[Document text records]
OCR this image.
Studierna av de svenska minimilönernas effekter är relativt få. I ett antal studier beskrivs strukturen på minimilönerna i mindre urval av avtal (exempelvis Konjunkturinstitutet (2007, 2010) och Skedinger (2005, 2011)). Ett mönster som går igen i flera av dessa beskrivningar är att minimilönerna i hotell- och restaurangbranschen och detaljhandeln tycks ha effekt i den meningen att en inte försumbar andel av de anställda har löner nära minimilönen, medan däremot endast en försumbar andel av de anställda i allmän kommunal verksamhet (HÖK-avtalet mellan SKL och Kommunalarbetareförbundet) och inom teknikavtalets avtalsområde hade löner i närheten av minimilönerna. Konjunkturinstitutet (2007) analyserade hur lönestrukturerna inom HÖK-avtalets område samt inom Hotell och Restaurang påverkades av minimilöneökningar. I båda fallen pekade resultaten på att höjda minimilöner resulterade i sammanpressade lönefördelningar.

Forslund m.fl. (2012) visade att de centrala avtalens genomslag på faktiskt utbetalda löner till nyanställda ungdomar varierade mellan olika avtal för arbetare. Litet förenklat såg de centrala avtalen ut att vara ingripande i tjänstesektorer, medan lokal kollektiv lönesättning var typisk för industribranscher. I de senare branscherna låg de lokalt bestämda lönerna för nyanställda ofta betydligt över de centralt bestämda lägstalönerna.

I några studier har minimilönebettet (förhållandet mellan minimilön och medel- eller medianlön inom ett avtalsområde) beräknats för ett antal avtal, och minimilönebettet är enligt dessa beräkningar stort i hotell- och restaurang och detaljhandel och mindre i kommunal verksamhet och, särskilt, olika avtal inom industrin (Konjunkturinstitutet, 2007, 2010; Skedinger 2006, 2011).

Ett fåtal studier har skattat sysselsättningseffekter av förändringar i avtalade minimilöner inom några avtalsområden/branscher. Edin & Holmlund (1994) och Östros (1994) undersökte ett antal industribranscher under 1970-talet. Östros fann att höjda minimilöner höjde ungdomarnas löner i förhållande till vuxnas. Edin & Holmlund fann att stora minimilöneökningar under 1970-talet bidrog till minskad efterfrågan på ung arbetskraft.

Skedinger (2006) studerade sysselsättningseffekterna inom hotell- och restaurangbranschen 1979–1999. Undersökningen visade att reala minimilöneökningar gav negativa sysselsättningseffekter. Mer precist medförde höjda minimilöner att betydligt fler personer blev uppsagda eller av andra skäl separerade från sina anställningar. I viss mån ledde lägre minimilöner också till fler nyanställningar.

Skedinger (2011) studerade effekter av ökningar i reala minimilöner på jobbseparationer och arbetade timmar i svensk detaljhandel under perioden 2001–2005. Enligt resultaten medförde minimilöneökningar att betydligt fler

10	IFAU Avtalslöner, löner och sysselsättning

## Aim of the task
Write out every record again, exactly as it was written.

## Completed exercise
OCR this image.
Studierna av de svenska minimilönernas effekter är relativt få. I ett antal studier beskrivs strukturen på minimilönerna i mindre urval av avtal (exempelvis Konjunkturinstitutet (2007, 2010) och Skedinger (2005, 2011)). Ett mönster som går igen i flera av dessa beskrivningar är att minimilönerna i hotell- och restaurangbranschen och detaljhandeln tycks ha effekt i den meningen att en inte försumbar andel av de anställda har löner nära minimilönen, medan däremot endast en försumbar andel av de anställda i allmän kommunal verksamhet (HÖK-avtalet mellan SKL och Kommunalarbetareförbundet) och inom teknikavtalets avtalsområde hade löner i närheten av minimilönerna. Konjunkturinstitutet (2007) analyserade hur lönestrukturerna inom HÖK-avtalets område samt inom Hotell och Restaurang påverkades av minimilöneökningar. I båda fallen pekade resultaten på att höjda minimilöner resulterade i sammanpressade lönefördelningar.

Forslund m.fl. (2012) visade att de centrala avtalens genomslag på faktiskt utbetalda löner till nyanställda ungdomar varierade mellan olika avtal för arbetare. Litet förenklat såg de centrala avtalen ut att vara ingripande i tjänstesektorer, medan lokal kollektiv lönesättning var typisk för industribranscher. I de senare branscherna låg de lokalt bestämda lönerna för nyanställda ofta betydligt över de centralt bestämda lägstalönerna.

I några studier har minimilönebettet (förhållandet mellan minimilön och medel- eller medianlön inom ett avtalsområde) beräknats för ett antal avtal, och minimilönebettet är enligt dessa beräkningar stort i hotell- och restaurang och detaljhandel och mindre i kommunal verksamhet och, särskilt, olika avtal inom industrin (Konjunkturinstitutet, 2007, 2010; Skedinger 2006, 2011).

Ett fåtal studier har skattat sysselsättningseffekter av förändringar i avtalade minimilöner inom några avtalsområden/branscher. Edin & Holmlund (1994) och Östros (1994) undersökte ett antal industribranscher under 1970-talet. Östros fann att höjda minimilöner höjde ungdomarnas löner i förhållande till vuxnas. Edin & Holmlund fann att stora minimilöneökningar under 1970-talet bidrog till minskad efterfrågan på ung arbetskraft.

Skedinger (2006) studerade sysselsättningseffekterna inom hotell- och restaurangbranschen 1979–1999. Undersökningen visade att reala minimilöneökningar gav negativa sysselsättningseffekter. Mer precist medförde höjda minimilöner att betydligt fler personer blev uppsagda eller av andra skäl separerade från sina anställningar. I viss mån ledde lägre minimilöner också till fler nyanställningar.

Skedinger (2011) studerade effekter av ökningar i reala minimilöner på jobbseparationer och arbetade timmar i svensk detaljhandel under perioden 2001–2005. Enligt resultaten medförde minimilöneökningar att betydligt fler

10	IFAU Avtalslöner, löner och sysselsättning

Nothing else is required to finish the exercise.